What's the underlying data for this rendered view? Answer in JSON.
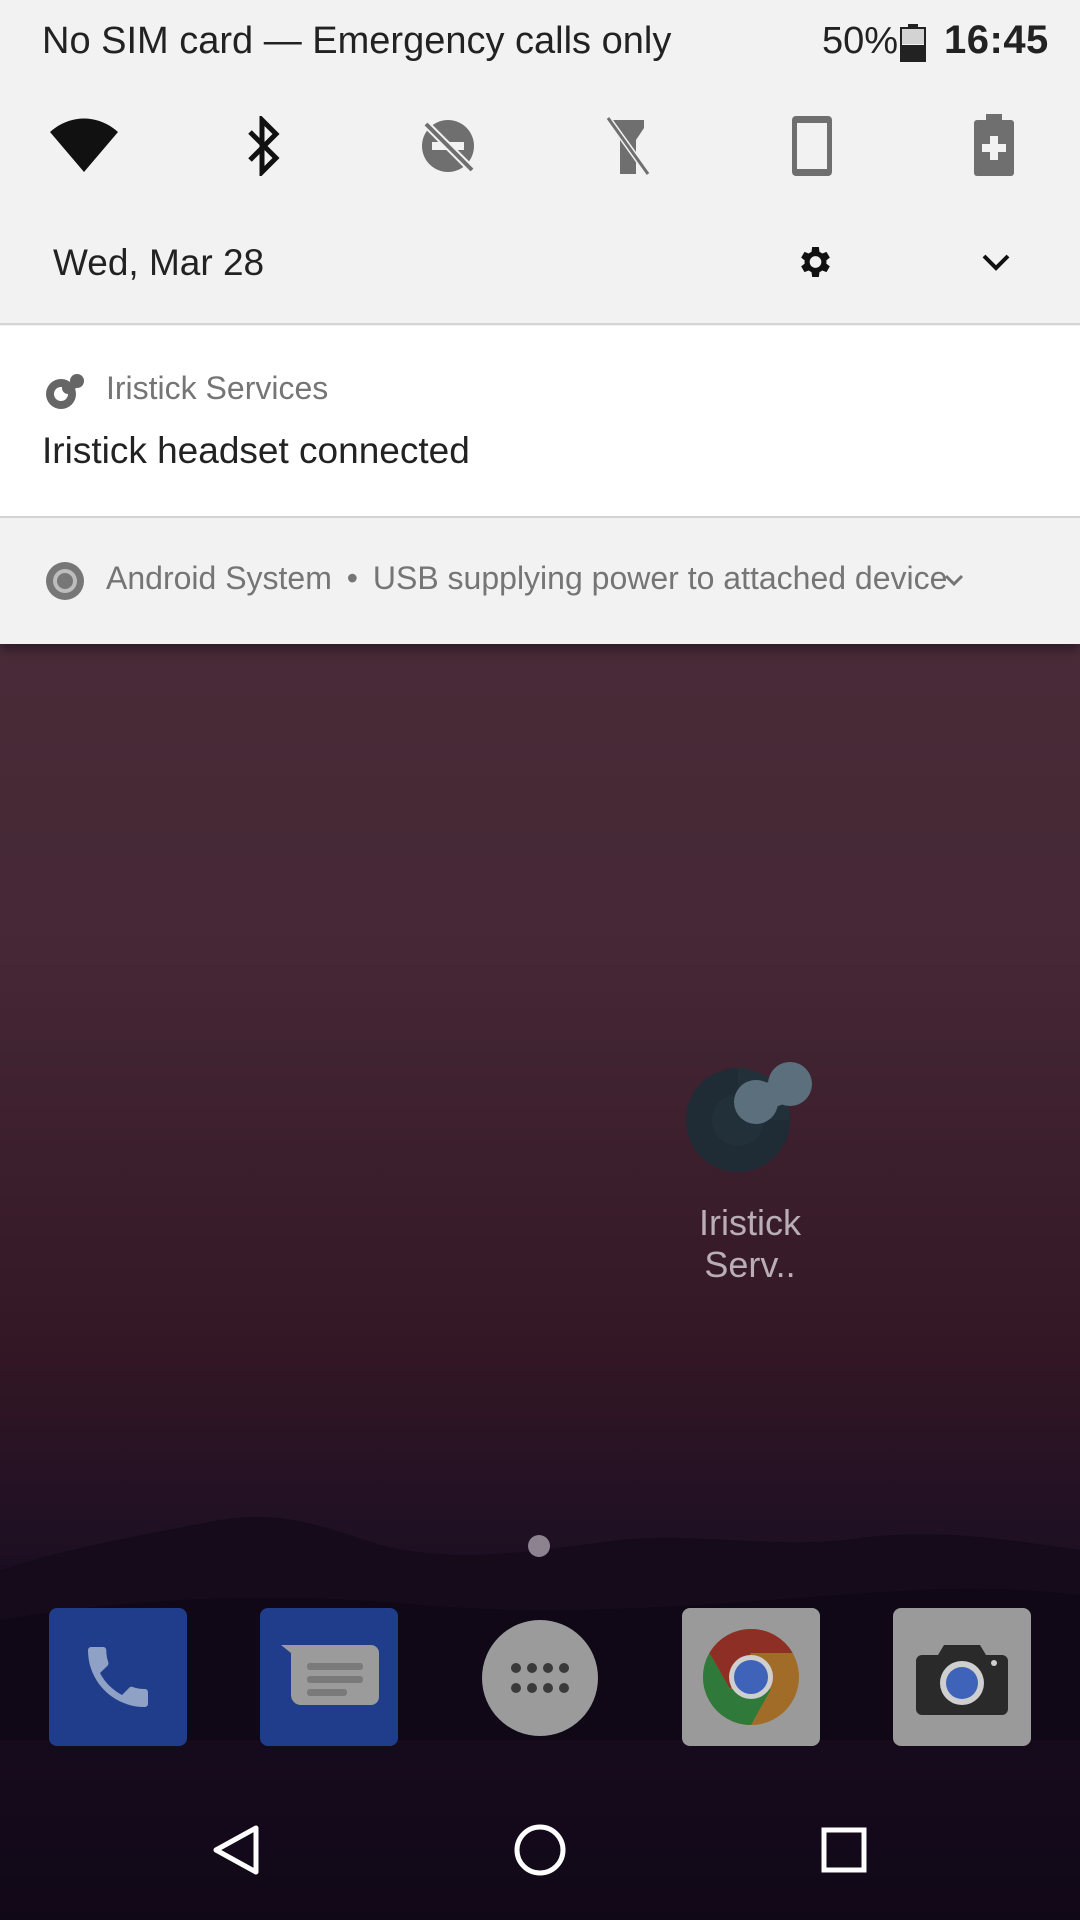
{
  "status_bar": {
    "carrier_text": "No SIM card — Emergency calls only",
    "battery_percent": "50%",
    "battery_level": 0.5,
    "time": "16:45"
  },
  "quick_settings": [
    {
      "name": "wifi",
      "icon": "wifi-icon",
      "state": "on"
    },
    {
      "name": "bluetooth",
      "icon": "bluetooth-icon",
      "state": "on"
    },
    {
      "name": "do-not-disturb",
      "icon": "dnd-off-icon",
      "state": "off"
    },
    {
      "name": "flashlight",
      "icon": "flashlight-off-icon",
      "state": "off"
    },
    {
      "name": "auto-rotate",
      "icon": "phone-portrait-icon",
      "state": "off"
    },
    {
      "name": "battery-saver",
      "icon": "battery-saver-icon",
      "state": "off"
    }
  ],
  "header": {
    "date": "Wed, Mar 28"
  },
  "notifications": [
    {
      "app_name": "Iristick Services",
      "title": "Iristick headset connected",
      "icon": "iristick-icon"
    },
    {
      "app_name": "Android System",
      "separator": "•",
      "text": "USB supplying power to attached device",
      "icon": "android-system-icon"
    }
  ],
  "home": {
    "shortcut_label": "Iristick Serv..",
    "dock": [
      {
        "name": "phone",
        "icon": "phone-icon"
      },
      {
        "name": "messages",
        "icon": "messages-icon"
      },
      {
        "name": "app-drawer",
        "icon": "app-drawer-icon"
      },
      {
        "name": "chrome",
        "icon": "chrome-icon"
      },
      {
        "name": "camera",
        "icon": "camera-icon"
      }
    ]
  },
  "colors": {
    "shade_bg": "#f2f2f2",
    "notification_bg": "#ffffff",
    "text_primary": "#222222",
    "text_secondary": "#757575",
    "wallpaper_top": "#4a2f3c",
    "wallpaper_bottom": "#150a1d"
  }
}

### Work to complete
Extract from the data every line where "flashlight" shows up.

### Solution
      "name": "flashlight",
      "icon": "flashlight-off-icon",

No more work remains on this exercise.